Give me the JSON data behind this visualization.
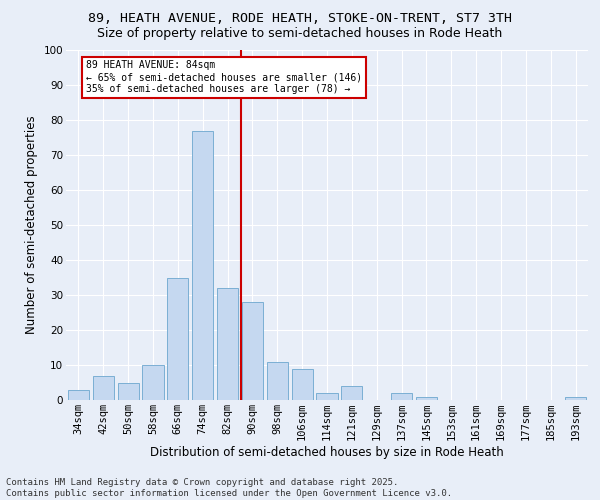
{
  "title1": "89, HEATH AVENUE, RODE HEATH, STOKE-ON-TRENT, ST7 3TH",
  "title2": "Size of property relative to semi-detached houses in Rode Heath",
  "xlabel": "Distribution of semi-detached houses by size in Rode Heath",
  "ylabel": "Number of semi-detached properties",
  "categories": [
    "34sqm",
    "42sqm",
    "50sqm",
    "58sqm",
    "66sqm",
    "74sqm",
    "82sqm",
    "90sqm",
    "98sqm",
    "106sqm",
    "114sqm",
    "121sqm",
    "129sqm",
    "137sqm",
    "145sqm",
    "153sqm",
    "161sqm",
    "169sqm",
    "177sqm",
    "185sqm",
    "193sqm"
  ],
  "values": [
    3,
    7,
    5,
    10,
    35,
    77,
    32,
    28,
    11,
    9,
    2,
    4,
    0,
    2,
    1,
    0,
    0,
    0,
    0,
    0,
    1
  ],
  "bar_color": "#c5d8f0",
  "bar_edge_color": "#7bafd4",
  "vline_x": 6.55,
  "vline_color": "#cc0000",
  "annotation_text": "89 HEATH AVENUE: 84sqm\n← 65% of semi-detached houses are smaller (146)\n35% of semi-detached houses are larger (78) →",
  "annotation_box_color": "#ffffff",
  "annotation_box_edge": "#cc0000",
  "ylim": [
    0,
    100
  ],
  "yticks": [
    0,
    10,
    20,
    30,
    40,
    50,
    60,
    70,
    80,
    90,
    100
  ],
  "footnote": "Contains HM Land Registry data © Crown copyright and database right 2025.\nContains public sector information licensed under the Open Government Licence v3.0.",
  "bg_color": "#e8eef8",
  "plot_bg_color": "#e8eef8",
  "grid_color": "#ffffff",
  "title_fontsize": 9.5,
  "subtitle_fontsize": 9,
  "axis_label_fontsize": 8.5,
  "tick_fontsize": 7.5,
  "footnote_fontsize": 6.5
}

Job. Write out each entry exactly as given, but skip the pictures.

Full output.
Give me the JSON data behind this visualization.
{
  "title1": "89, HEATH AVENUE, RODE HEATH, STOKE-ON-TRENT, ST7 3TH",
  "title2": "Size of property relative to semi-detached houses in Rode Heath",
  "xlabel": "Distribution of semi-detached houses by size in Rode Heath",
  "ylabel": "Number of semi-detached properties",
  "categories": [
    "34sqm",
    "42sqm",
    "50sqm",
    "58sqm",
    "66sqm",
    "74sqm",
    "82sqm",
    "90sqm",
    "98sqm",
    "106sqm",
    "114sqm",
    "121sqm",
    "129sqm",
    "137sqm",
    "145sqm",
    "153sqm",
    "161sqm",
    "169sqm",
    "177sqm",
    "185sqm",
    "193sqm"
  ],
  "values": [
    3,
    7,
    5,
    10,
    35,
    77,
    32,
    28,
    11,
    9,
    2,
    4,
    0,
    2,
    1,
    0,
    0,
    0,
    0,
    0,
    1
  ],
  "bar_color": "#c5d8f0",
  "bar_edge_color": "#7bafd4",
  "vline_x": 6.55,
  "vline_color": "#cc0000",
  "annotation_text": "89 HEATH AVENUE: 84sqm\n← 65% of semi-detached houses are smaller (146)\n35% of semi-detached houses are larger (78) →",
  "annotation_box_color": "#ffffff",
  "annotation_box_edge": "#cc0000",
  "ylim": [
    0,
    100
  ],
  "yticks": [
    0,
    10,
    20,
    30,
    40,
    50,
    60,
    70,
    80,
    90,
    100
  ],
  "footnote": "Contains HM Land Registry data © Crown copyright and database right 2025.\nContains public sector information licensed under the Open Government Licence v3.0.",
  "bg_color": "#e8eef8",
  "plot_bg_color": "#e8eef8",
  "grid_color": "#ffffff",
  "title_fontsize": 9.5,
  "subtitle_fontsize": 9,
  "axis_label_fontsize": 8.5,
  "tick_fontsize": 7.5,
  "footnote_fontsize": 6.5
}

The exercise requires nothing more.